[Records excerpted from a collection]
+-------+

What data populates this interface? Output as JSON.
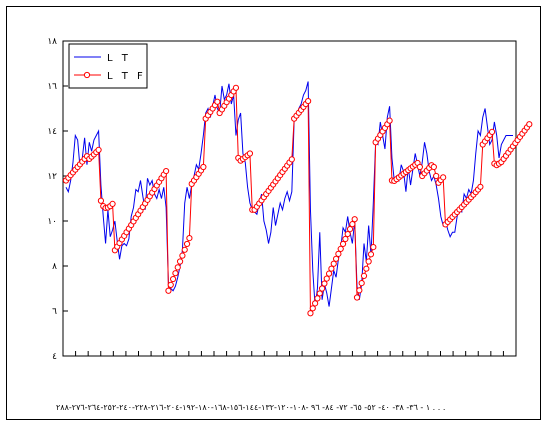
{
  "chart_data": {
    "type": "line",
    "y_tick_labels": [
      "٤",
      "٦",
      "٨",
      "١٠",
      "١٢",
      "١٤",
      "١٦",
      "١٨"
    ],
    "ylim": [
      4,
      18
    ],
    "y_ticks": [
      4,
      6,
      8,
      10,
      12,
      14,
      16,
      18
    ],
    "x_axis_caption": "١ - ٣٦- ٣٨- ٤٠- ٥٢- ٦٥- ٧٢- ٨٤- ٩٦ -١٠٨-١٢٠-١٣٢-١٤٤-١٥٦-١٦٨-١٨٠-١٩٢-٢٠٤-٢١٦-٢٢٨-٢٤٠-٢٥٢-٢٦٤-٢٧٦-٢٨٨ . . .",
    "grid": false,
    "legend_position": "top-left",
    "series": [
      {
        "name": "L T",
        "color": "#0000ee",
        "marker": "none",
        "values": [
          11.5,
          11.3,
          11.8,
          12.6,
          13.8,
          13.6,
          12.4,
          12.8,
          13.7,
          12.5,
          13.5,
          13.1,
          13.6,
          13.8,
          14.0,
          11.6,
          10.2,
          9.0,
          10.5,
          9.3,
          9.6,
          10.0,
          9.1,
          8.3,
          8.9,
          9.0,
          8.9,
          9.2,
          10.2,
          10.6,
          11.4,
          11.3,
          11.8,
          11.1,
          10.5,
          11.9,
          11.6,
          11.8,
          11.2,
          11.0,
          11.4,
          11.0,
          11.5,
          10.6,
          7.2,
          7.0,
          6.9,
          7.1,
          7.5,
          8.0,
          8.7,
          10.8,
          11.5,
          11.0,
          11.6,
          12.0,
          12.5,
          12.3,
          13.0,
          13.8,
          14.8,
          15.0,
          14.6,
          15.1,
          15.6,
          15.0,
          14.8,
          16.0,
          15.4,
          15.6,
          16.1,
          15.2,
          15.6,
          13.8,
          14.5,
          14.8,
          13.0,
          12.6,
          11.5,
          10.8,
          10.5,
          10.4,
          10.3,
          10.8,
          11.2,
          10.0,
          9.6,
          9.0,
          9.5,
          10.6,
          9.8,
          10.3,
          10.8,
          10.5,
          11.0,
          11.3,
          10.9,
          11.3,
          14.5,
          14.6,
          15.0,
          15.2,
          15.6,
          15.8,
          16.2,
          10.5,
          7.8,
          6.2,
          7.0,
          9.5,
          6.5,
          7.2,
          6.8,
          6.2,
          7.0,
          7.8,
          7.5,
          8.3,
          8.8,
          9.7,
          9.5,
          10.2,
          9.5,
          9.0,
          10.0,
          7.1,
          6.5,
          7.2,
          9.0,
          8.2,
          9.8,
          8.5,
          10.8,
          13.5,
          13.4,
          14.4,
          13.8,
          13.2,
          14.6,
          15.1,
          12.8,
          11.8,
          12.0,
          11.8,
          12.5,
          12.2,
          11.3,
          12.4,
          11.6,
          12.3,
          13.0,
          12.5,
          12.0,
          12.6,
          13.5,
          13.0,
          12.2,
          11.8,
          12.0,
          11.6,
          11.0,
          10.2,
          9.8,
          10.0,
          9.6,
          9.3,
          9.5,
          9.5,
          10.2,
          10.5,
          10.4,
          11.2,
          11.0,
          11.4,
          11.2,
          11.8,
          13.0,
          14.0,
          13.8,
          14.6,
          15.0,
          14.2,
          13.4,
          13.6,
          14.4,
          13.8,
          12.8,
          13.4,
          13.6,
          13.8,
          13.8,
          13.8,
          13.8
        ]
      },
      {
        "name": "L T F",
        "color": "#ff0000",
        "marker": "open-circle",
        "values": [
          11.8,
          11.92,
          12.04,
          12.16,
          12.28,
          12.4,
          12.52,
          12.64,
          12.76,
          12.88,
          12.76,
          12.86,
          12.96,
          13.06,
          13.16,
          10.9,
          10.66,
          10.58,
          10.6,
          10.66,
          10.76,
          8.7,
          8.86,
          9.02,
          9.18,
          9.34,
          9.5,
          9.66,
          9.82,
          9.98,
          10.14,
          10.3,
          10.46,
          10.62,
          10.78,
          10.94,
          11.1,
          11.26,
          11.42,
          11.58,
          11.74,
          11.9,
          12.06,
          12.22,
          6.9,
          7.16,
          7.42,
          7.68,
          7.94,
          8.2,
          8.46,
          8.72,
          8.98,
          9.24,
          11.65,
          11.8,
          11.95,
          12.1,
          12.25,
          12.4,
          14.55,
          14.7,
          14.85,
          15.0,
          15.15,
          15.3,
          14.8,
          14.96,
          15.12,
          15.28,
          15.44,
          15.6,
          15.76,
          15.92,
          12.8,
          12.68,
          12.76,
          12.84,
          12.92,
          13.0,
          10.5,
          10.5,
          10.64,
          10.78,
          10.92,
          11.06,
          11.2,
          11.34,
          11.48,
          11.62,
          11.76,
          11.9,
          12.04,
          12.18,
          12.32,
          12.46,
          12.6,
          12.74,
          14.55,
          14.68,
          14.81,
          14.94,
          15.07,
          15.2,
          15.33,
          5.9,
          6.12,
          6.34,
          6.56,
          6.78,
          7.0,
          7.22,
          7.44,
          7.66,
          7.88,
          8.1,
          8.32,
          8.54,
          8.76,
          8.98,
          9.2,
          9.42,
          9.64,
          9.86,
          10.08,
          6.6,
          6.92,
          7.24,
          7.56,
          7.88,
          8.2,
          8.52,
          8.84,
          13.5,
          13.66,
          13.82,
          13.98,
          14.14,
          14.3,
          14.46,
          11.8,
          11.78,
          11.86,
          11.94,
          12.02,
          12.1,
          12.18,
          12.26,
          12.34,
          12.42,
          12.5,
          12.58,
          12.4,
          12.0,
          12.12,
          12.24,
          12.36,
          12.48,
          12.4,
          12.0,
          11.7,
          11.82,
          11.94,
          9.85,
          9.96,
          10.07,
          10.18,
          10.29,
          10.4,
          10.51,
          10.62,
          10.73,
          10.84,
          10.95,
          11.06,
          11.17,
          11.28,
          11.4,
          11.52,
          13.4,
          13.54,
          13.68,
          13.82,
          13.96,
          12.55,
          12.48,
          12.55,
          12.62,
          12.76,
          12.9,
          13.04,
          13.18,
          13.32,
          13.46,
          13.6,
          13.74,
          13.88,
          14.02,
          14.16,
          14.3
        ]
      }
    ]
  }
}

+-------+

◆ What you are asked to do: Copy out all the data without changing anything, and drop the pictures.

◆ Output of the exercise:
What data populates this interface? Output as JSON.
{
  "chart_data": {
    "type": "line",
    "y_tick_labels": [
      "٤",
      "٦",
      "٨",
      "١٠",
      "١٢",
      "١٤",
      "١٦",
      "١٨"
    ],
    "ylim": [
      4,
      18
    ],
    "y_ticks": [
      4,
      6,
      8,
      10,
      12,
      14,
      16,
      18
    ],
    "x_axis_caption": "١ - ٣٦- ٣٨- ٤٠- ٥٢- ٦٥- ٧٢- ٨٤- ٩٦ -١٠٨-١٢٠-١٣٢-١٤٤-١٥٦-١٦٨-١٨٠-١٩٢-٢٠٤-٢١٦-٢٢٨-٢٤٠-٢٥٢-٢٦٤-٢٧٦-٢٨٨ . . .",
    "grid": false,
    "legend_position": "top-left",
    "series": [
      {
        "name": "L T",
        "color": "#0000ee",
        "marker": "none",
        "values": [
          11.5,
          11.3,
          11.8,
          12.6,
          13.8,
          13.6,
          12.4,
          12.8,
          13.7,
          12.5,
          13.5,
          13.1,
          13.6,
          13.8,
          14.0,
          11.6,
          10.2,
          9.0,
          10.5,
          9.3,
          9.6,
          10.0,
          9.1,
          8.3,
          8.9,
          9.0,
          8.9,
          9.2,
          10.2,
          10.6,
          11.4,
          11.3,
          11.8,
          11.1,
          10.5,
          11.9,
          11.6,
          11.8,
          11.2,
          11.0,
          11.4,
          11.0,
          11.5,
          10.6,
          7.2,
          7.0,
          6.9,
          7.1,
          7.5,
          8.0,
          8.7,
          10.8,
          11.5,
          11.0,
          11.6,
          12.0,
          12.5,
          12.3,
          13.0,
          13.8,
          14.8,
          15.0,
          14.6,
          15.1,
          15.6,
          15.0,
          14.8,
          16.0,
          15.4,
          15.6,
          16.1,
          15.2,
          15.6,
          13.8,
          14.5,
          14.8,
          13.0,
          12.6,
          11.5,
          10.8,
          10.5,
          10.4,
          10.3,
          10.8,
          11.2,
          10.0,
          9.6,
          9.0,
          9.5,
          10.6,
          9.8,
          10.3,
          10.8,
          10.5,
          11.0,
          11.3,
          10.9,
          11.3,
          14.5,
          14.6,
          15.0,
          15.2,
          15.6,
          15.8,
          16.2,
          10.5,
          7.8,
          6.2,
          7.0,
          9.5,
          6.5,
          7.2,
          6.8,
          6.2,
          7.0,
          7.8,
          7.5,
          8.3,
          8.8,
          9.7,
          9.5,
          10.2,
          9.5,
          9.0,
          10.0,
          7.1,
          6.5,
          7.2,
          9.0,
          8.2,
          9.8,
          8.5,
          10.8,
          13.5,
          13.4,
          14.4,
          13.8,
          13.2,
          14.6,
          15.1,
          12.8,
          11.8,
          12.0,
          11.8,
          12.5,
          12.2,
          11.3,
          12.4,
          11.6,
          12.3,
          13.0,
          12.5,
          12.0,
          12.6,
          13.5,
          13.0,
          12.2,
          11.8,
          12.0,
          11.6,
          11.0,
          10.2,
          9.8,
          10.0,
          9.6,
          9.3,
          9.5,
          9.5,
          10.2,
          10.5,
          10.4,
          11.2,
          11.0,
          11.4,
          11.2,
          11.8,
          13.0,
          14.0,
          13.8,
          14.6,
          15.0,
          14.2,
          13.4,
          13.6,
          14.4,
          13.8,
          12.8,
          13.4,
          13.6,
          13.8,
          13.8,
          13.8,
          13.8
        ]
      },
      {
        "name": "L T F",
        "color": "#ff0000",
        "marker": "open-circle",
        "values": [
          11.8,
          11.92,
          12.04,
          12.16,
          12.28,
          12.4,
          12.52,
          12.64,
          12.76,
          12.88,
          12.76,
          12.86,
          12.96,
          13.06,
          13.16,
          10.9,
          10.66,
          10.58,
          10.6,
          10.66,
          10.76,
          8.7,
          8.86,
          9.02,
          9.18,
          9.34,
          9.5,
          9.66,
          9.82,
          9.98,
          10.14,
          10.3,
          10.46,
          10.62,
          10.78,
          10.94,
          11.1,
          11.26,
          11.42,
          11.58,
          11.74,
          11.9,
          12.06,
          12.22,
          6.9,
          7.16,
          7.42,
          7.68,
          7.94,
          8.2,
          8.46,
          8.72,
          8.98,
          9.24,
          11.65,
          11.8,
          11.95,
          12.1,
          12.25,
          12.4,
          14.55,
          14.7,
          14.85,
          15.0,
          15.15,
          15.3,
          14.8,
          14.96,
          15.12,
          15.28,
          15.44,
          15.6,
          15.76,
          15.92,
          12.8,
          12.68,
          12.76,
          12.84,
          12.92,
          13.0,
          10.5,
          10.5,
          10.64,
          10.78,
          10.92,
          11.06,
          11.2,
          11.34,
          11.48,
          11.62,
          11.76,
          11.9,
          12.04,
          12.18,
          12.32,
          12.46,
          12.6,
          12.74,
          14.55,
          14.68,
          14.81,
          14.94,
          15.07,
          15.2,
          15.33,
          5.9,
          6.12,
          6.34,
          6.56,
          6.78,
          7.0,
          7.22,
          7.44,
          7.66,
          7.88,
          8.1,
          8.32,
          8.54,
          8.76,
          8.98,
          9.2,
          9.42,
          9.64,
          9.86,
          10.08,
          6.6,
          6.92,
          7.24,
          7.56,
          7.88,
          8.2,
          8.52,
          8.84,
          13.5,
          13.66,
          13.82,
          13.98,
          14.14,
          14.3,
          14.46,
          11.8,
          11.78,
          11.86,
          11.94,
          12.02,
          12.1,
          12.18,
          12.26,
          12.34,
          12.42,
          12.5,
          12.58,
          12.4,
          12.0,
          12.12,
          12.24,
          12.36,
          12.48,
          12.4,
          12.0,
          11.7,
          11.82,
          11.94,
          9.85,
          9.96,
          10.07,
          10.18,
          10.29,
          10.4,
          10.51,
          10.62,
          10.73,
          10.84,
          10.95,
          11.06,
          11.17,
          11.28,
          11.4,
          11.52,
          13.4,
          13.54,
          13.68,
          13.82,
          13.96,
          12.55,
          12.48,
          12.55,
          12.62,
          12.76,
          12.9,
          13.04,
          13.18,
          13.32,
          13.46,
          13.6,
          13.74,
          13.88,
          14.02,
          14.16,
          14.3
        ]
      }
    ]
  }
}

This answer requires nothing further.